• _Stored records_:
** BEGIN **
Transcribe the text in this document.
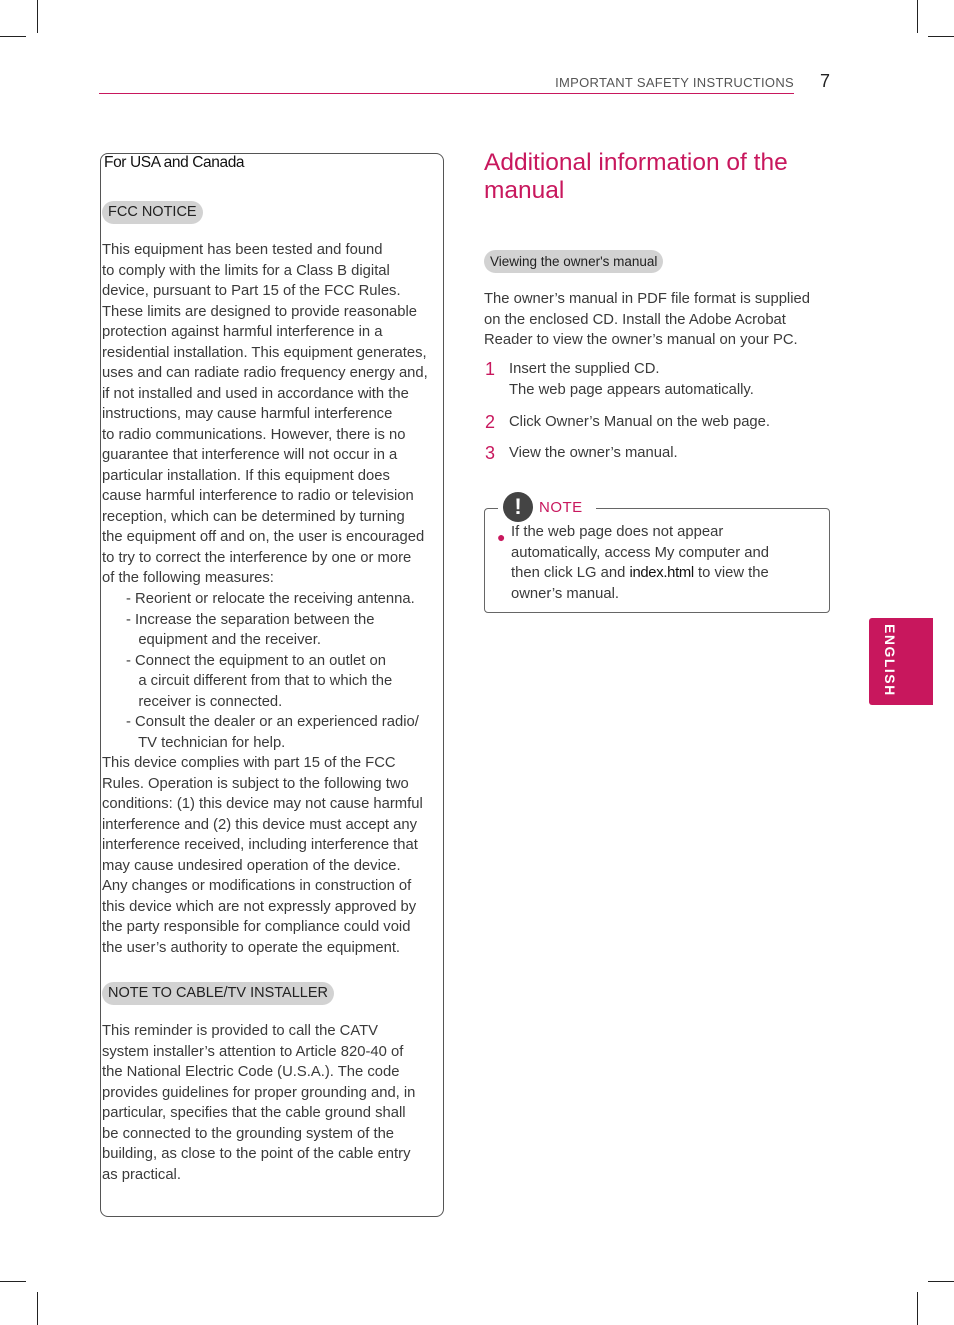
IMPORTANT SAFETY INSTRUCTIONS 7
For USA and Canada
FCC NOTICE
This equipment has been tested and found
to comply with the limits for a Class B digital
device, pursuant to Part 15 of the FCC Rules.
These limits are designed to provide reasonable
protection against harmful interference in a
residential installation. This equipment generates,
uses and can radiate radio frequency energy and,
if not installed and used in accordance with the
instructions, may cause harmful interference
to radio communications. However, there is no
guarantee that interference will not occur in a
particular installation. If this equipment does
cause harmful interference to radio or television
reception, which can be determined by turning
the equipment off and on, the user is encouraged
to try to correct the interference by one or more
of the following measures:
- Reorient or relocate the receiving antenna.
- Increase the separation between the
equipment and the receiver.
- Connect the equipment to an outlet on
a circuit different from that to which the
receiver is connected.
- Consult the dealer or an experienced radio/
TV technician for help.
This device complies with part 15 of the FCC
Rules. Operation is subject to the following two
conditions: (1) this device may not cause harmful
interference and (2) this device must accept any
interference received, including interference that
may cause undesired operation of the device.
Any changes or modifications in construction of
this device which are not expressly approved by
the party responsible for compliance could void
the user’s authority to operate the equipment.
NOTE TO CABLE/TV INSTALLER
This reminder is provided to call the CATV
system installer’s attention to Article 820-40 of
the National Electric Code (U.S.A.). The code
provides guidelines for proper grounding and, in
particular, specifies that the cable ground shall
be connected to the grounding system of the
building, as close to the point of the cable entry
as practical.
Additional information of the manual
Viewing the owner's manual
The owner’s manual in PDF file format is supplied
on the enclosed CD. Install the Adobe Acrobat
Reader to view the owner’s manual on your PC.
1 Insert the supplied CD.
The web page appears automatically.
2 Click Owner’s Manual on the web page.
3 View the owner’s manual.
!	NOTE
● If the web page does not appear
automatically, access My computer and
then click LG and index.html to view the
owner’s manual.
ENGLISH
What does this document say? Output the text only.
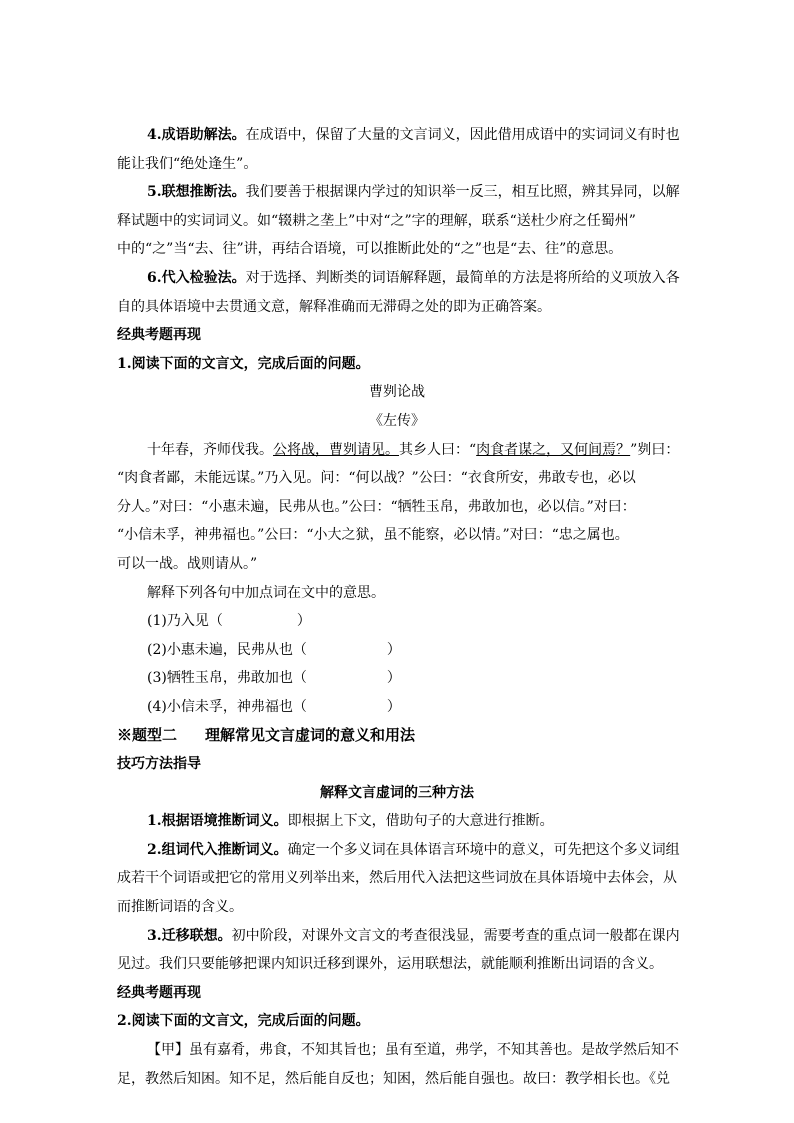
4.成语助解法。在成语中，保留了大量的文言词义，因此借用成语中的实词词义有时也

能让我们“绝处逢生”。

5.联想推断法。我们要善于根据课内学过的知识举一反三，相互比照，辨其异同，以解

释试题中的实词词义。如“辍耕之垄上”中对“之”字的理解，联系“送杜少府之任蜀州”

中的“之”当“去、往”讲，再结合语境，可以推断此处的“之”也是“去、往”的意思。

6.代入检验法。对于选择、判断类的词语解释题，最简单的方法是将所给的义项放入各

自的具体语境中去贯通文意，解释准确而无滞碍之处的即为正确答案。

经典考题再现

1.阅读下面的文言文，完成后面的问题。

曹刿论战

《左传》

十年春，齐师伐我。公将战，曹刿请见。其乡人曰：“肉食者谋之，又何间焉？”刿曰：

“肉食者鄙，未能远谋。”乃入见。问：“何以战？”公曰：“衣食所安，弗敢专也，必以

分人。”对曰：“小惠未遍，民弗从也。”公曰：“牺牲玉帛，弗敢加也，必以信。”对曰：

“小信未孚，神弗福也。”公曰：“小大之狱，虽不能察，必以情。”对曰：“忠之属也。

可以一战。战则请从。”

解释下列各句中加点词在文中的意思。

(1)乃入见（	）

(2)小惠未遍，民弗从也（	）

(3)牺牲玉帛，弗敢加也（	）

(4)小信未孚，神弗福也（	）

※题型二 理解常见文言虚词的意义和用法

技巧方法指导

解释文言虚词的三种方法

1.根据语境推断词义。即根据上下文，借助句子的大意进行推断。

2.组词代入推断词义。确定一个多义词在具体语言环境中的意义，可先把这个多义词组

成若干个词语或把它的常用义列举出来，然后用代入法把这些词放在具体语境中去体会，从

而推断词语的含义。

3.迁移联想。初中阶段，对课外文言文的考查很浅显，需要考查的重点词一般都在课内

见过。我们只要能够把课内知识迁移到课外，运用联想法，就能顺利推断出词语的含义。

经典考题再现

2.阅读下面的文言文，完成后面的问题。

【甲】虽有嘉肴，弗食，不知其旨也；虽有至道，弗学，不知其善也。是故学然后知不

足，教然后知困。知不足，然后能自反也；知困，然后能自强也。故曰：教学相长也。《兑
** END **
• _Task goal_: Using the listing above, pick out each line that contains the word "user", then copy it.

• _Reply to the task_:
the equipment off and on, the user is encouraged
the user’s authority to operate the equipment.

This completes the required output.